* begin Source records *
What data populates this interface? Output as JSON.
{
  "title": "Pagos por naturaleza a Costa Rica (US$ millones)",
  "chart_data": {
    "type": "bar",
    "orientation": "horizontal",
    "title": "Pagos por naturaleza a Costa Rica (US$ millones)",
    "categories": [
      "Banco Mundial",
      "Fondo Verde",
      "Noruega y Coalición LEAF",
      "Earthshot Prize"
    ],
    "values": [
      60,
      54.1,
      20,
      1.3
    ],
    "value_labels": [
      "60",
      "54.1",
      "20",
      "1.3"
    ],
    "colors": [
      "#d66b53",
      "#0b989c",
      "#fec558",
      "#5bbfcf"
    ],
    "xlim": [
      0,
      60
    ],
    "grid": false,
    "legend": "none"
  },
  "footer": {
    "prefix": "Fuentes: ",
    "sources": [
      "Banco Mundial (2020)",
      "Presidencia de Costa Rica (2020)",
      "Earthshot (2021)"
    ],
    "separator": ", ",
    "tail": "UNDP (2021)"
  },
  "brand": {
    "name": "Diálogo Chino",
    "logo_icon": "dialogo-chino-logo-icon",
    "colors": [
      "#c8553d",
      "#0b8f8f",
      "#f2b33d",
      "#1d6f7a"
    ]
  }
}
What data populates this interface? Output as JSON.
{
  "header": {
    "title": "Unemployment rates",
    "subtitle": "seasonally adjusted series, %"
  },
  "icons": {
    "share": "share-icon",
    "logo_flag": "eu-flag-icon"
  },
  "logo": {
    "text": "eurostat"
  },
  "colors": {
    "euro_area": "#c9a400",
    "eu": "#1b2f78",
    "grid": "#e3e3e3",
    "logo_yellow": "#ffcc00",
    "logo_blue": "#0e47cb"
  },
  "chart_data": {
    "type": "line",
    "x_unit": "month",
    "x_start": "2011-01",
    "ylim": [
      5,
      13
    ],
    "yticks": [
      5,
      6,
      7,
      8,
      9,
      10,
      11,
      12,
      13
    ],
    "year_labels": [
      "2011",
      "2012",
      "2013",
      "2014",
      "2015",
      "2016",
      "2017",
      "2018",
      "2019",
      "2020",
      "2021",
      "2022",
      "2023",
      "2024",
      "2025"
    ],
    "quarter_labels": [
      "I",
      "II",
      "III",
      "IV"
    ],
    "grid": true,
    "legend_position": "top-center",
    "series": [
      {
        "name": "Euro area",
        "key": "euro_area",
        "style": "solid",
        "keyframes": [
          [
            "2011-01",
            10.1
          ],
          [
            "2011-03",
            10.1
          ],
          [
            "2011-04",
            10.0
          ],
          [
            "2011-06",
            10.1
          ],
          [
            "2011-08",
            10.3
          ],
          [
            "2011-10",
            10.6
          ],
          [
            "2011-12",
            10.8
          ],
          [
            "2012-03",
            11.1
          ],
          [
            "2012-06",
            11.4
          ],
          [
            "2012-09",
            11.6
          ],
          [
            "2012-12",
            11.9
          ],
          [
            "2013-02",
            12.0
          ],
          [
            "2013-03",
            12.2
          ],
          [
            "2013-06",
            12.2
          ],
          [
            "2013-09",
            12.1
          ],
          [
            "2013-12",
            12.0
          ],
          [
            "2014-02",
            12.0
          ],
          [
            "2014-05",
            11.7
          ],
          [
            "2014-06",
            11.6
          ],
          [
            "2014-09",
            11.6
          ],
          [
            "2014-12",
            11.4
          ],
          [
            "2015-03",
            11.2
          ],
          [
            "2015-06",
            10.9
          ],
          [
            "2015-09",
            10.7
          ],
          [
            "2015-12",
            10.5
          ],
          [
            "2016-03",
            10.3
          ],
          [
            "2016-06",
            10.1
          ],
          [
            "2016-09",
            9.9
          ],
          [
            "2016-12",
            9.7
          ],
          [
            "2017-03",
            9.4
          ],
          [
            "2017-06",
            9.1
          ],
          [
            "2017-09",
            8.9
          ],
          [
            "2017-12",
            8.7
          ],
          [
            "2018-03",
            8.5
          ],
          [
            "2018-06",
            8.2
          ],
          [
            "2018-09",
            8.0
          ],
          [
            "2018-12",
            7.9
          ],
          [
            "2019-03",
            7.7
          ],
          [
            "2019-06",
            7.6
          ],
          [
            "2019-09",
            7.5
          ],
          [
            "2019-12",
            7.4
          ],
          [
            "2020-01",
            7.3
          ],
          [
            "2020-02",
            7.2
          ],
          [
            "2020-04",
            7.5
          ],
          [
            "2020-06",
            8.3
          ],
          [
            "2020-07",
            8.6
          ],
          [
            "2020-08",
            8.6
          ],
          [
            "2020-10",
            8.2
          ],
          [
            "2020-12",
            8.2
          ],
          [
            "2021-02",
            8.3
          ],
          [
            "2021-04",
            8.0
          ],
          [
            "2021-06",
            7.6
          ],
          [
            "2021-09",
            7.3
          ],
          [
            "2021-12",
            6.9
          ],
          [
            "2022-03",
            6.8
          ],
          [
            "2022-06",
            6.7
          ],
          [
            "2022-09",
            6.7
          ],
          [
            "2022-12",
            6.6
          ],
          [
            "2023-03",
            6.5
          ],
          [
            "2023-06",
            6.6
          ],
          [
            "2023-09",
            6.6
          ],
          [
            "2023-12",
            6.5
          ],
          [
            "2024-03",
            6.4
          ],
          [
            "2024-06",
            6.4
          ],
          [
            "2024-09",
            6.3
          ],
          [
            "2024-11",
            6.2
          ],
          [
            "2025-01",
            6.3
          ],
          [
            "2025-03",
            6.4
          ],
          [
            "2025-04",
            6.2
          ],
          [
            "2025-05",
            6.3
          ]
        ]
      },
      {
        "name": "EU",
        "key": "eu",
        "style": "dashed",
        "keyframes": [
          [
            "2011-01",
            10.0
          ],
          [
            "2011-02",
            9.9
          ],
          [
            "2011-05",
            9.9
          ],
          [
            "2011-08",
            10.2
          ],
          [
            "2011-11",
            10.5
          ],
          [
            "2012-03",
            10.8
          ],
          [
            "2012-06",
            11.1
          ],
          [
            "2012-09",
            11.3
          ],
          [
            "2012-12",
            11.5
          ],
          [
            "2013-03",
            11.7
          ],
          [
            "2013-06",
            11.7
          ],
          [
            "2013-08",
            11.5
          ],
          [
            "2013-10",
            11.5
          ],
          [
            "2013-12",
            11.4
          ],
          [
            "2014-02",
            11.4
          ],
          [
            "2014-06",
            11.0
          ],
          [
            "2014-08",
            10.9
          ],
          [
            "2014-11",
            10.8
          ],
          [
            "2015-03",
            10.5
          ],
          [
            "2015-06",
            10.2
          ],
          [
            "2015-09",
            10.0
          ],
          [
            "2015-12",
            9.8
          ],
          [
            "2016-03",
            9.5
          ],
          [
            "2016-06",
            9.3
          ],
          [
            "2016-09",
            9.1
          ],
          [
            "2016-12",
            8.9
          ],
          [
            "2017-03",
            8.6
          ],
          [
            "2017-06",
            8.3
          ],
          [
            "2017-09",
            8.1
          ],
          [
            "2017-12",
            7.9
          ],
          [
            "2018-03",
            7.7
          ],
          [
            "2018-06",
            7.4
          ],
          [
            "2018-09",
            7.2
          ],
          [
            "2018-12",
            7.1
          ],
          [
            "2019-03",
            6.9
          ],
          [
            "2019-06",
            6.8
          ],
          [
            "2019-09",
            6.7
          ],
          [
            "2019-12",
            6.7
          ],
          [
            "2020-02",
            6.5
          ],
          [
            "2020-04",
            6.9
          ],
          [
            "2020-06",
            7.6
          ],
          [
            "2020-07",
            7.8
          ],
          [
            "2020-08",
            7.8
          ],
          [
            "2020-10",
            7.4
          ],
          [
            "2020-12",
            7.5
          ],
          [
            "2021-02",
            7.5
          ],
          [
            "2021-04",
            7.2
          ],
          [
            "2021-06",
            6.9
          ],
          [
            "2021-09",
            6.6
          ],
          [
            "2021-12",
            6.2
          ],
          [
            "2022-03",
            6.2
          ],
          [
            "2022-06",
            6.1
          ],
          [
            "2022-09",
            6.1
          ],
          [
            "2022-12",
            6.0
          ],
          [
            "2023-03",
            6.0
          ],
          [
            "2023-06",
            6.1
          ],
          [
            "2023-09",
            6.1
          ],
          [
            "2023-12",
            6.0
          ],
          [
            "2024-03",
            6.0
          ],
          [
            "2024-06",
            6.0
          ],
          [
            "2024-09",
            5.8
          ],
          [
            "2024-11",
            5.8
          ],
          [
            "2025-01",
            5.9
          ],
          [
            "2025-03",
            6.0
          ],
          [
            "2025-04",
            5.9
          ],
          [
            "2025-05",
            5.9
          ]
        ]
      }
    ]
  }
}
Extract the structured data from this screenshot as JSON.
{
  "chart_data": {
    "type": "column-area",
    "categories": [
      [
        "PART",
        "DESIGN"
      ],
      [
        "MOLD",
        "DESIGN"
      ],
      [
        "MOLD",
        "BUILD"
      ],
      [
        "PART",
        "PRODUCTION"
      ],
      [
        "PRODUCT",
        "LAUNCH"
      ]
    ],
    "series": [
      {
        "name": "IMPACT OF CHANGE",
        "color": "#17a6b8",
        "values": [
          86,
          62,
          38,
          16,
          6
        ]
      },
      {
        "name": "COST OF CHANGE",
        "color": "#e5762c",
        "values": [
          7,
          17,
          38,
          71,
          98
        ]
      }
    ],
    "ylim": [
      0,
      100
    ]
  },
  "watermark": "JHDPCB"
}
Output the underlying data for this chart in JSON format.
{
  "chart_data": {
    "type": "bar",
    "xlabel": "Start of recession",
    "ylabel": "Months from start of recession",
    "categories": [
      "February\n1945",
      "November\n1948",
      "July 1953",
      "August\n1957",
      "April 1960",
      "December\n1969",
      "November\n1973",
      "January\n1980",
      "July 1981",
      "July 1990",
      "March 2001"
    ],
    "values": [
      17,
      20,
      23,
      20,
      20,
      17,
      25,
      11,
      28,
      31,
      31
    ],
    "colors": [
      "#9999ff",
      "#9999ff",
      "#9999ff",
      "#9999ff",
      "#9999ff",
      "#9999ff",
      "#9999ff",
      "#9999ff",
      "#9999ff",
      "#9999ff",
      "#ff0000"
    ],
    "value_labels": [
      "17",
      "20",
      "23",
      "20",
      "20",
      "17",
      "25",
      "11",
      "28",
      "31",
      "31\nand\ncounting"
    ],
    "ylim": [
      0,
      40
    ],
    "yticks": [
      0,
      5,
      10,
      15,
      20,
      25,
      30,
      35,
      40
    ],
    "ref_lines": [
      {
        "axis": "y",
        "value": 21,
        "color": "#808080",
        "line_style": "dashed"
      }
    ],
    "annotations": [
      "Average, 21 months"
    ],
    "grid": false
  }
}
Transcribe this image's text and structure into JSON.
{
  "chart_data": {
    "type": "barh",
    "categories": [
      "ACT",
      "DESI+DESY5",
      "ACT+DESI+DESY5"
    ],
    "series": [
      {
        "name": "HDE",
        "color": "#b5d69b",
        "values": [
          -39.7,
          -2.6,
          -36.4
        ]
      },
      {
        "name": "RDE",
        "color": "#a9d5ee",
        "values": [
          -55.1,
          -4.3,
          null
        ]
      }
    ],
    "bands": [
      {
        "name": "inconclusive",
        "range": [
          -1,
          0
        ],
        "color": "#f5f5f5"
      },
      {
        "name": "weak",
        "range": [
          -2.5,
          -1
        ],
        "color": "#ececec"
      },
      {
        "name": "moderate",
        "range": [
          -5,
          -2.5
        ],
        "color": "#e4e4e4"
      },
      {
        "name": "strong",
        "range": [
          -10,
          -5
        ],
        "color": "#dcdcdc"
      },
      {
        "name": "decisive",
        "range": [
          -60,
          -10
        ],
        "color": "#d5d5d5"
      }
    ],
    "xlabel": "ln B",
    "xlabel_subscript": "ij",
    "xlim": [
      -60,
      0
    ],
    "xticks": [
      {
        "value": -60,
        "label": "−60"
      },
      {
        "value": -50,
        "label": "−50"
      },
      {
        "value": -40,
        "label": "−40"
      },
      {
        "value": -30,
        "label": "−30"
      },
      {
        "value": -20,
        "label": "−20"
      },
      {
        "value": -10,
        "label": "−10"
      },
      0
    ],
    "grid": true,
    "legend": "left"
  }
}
* end Source records *
- Exercise brief -
In the data above, how many lines contain the string "JSON"? Answer with the number only.

- Final result -
5